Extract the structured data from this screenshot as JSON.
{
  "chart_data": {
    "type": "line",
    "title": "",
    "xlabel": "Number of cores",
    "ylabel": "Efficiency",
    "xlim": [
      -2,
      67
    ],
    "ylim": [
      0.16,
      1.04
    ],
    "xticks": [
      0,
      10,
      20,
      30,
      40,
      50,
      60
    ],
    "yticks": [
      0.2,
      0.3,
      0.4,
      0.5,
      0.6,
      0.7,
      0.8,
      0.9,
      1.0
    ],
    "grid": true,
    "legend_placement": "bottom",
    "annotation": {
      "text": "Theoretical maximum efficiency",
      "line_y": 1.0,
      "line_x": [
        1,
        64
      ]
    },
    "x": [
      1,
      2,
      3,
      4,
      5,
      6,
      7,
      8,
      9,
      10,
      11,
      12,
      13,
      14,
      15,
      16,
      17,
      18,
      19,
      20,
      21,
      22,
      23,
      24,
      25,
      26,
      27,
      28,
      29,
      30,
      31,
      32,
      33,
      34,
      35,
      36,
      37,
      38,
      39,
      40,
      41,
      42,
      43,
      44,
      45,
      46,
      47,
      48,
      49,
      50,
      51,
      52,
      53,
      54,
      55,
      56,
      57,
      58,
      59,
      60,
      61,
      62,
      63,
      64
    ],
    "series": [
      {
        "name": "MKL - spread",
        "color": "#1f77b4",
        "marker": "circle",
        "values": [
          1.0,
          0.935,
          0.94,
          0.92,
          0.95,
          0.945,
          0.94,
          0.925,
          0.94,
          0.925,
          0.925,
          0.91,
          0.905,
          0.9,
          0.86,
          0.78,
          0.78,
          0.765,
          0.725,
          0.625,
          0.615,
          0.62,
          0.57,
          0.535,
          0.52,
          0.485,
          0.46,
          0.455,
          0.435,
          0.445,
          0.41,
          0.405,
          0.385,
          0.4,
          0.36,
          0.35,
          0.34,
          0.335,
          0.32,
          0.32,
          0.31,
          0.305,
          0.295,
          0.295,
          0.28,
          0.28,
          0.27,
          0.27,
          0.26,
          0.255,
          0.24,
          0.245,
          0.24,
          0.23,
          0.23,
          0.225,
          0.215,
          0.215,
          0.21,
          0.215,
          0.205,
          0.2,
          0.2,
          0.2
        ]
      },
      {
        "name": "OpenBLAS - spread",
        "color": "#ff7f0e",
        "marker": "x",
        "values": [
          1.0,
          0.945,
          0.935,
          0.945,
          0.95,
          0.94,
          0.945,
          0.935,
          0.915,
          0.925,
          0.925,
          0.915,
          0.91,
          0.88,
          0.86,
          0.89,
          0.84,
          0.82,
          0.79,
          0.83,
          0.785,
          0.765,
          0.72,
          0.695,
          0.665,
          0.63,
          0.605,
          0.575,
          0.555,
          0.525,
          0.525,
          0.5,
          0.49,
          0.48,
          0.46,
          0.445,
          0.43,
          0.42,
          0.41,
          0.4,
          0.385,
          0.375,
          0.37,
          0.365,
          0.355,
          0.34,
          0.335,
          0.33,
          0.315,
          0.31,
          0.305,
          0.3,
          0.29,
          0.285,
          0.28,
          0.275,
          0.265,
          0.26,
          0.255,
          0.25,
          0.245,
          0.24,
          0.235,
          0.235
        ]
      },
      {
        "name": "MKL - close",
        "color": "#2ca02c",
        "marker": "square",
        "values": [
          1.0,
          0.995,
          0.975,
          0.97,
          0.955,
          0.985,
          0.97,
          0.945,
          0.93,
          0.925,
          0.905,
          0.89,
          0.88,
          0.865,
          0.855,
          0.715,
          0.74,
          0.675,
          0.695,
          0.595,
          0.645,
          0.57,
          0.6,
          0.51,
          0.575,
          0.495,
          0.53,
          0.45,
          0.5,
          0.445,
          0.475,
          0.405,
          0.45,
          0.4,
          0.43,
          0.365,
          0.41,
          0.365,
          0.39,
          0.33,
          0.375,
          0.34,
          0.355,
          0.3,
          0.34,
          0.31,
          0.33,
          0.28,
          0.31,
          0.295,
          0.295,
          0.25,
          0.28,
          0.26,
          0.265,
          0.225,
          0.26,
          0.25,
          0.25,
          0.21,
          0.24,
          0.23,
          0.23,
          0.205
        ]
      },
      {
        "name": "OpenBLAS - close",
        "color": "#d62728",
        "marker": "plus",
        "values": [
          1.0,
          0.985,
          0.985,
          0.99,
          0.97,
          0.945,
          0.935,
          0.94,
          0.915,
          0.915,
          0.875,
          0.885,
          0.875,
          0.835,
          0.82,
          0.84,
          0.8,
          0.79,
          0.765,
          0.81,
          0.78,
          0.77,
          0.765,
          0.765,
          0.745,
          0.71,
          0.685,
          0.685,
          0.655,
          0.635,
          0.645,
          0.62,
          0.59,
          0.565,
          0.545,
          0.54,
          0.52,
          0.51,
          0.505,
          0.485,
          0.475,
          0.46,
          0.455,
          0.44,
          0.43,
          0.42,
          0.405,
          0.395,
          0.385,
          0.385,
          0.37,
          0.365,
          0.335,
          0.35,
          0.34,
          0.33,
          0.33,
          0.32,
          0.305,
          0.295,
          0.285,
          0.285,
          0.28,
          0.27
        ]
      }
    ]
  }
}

● ● ● ●

State the number of lines in the records that contain the string "name", and nothing more.

COMPLETE ANSWER »
4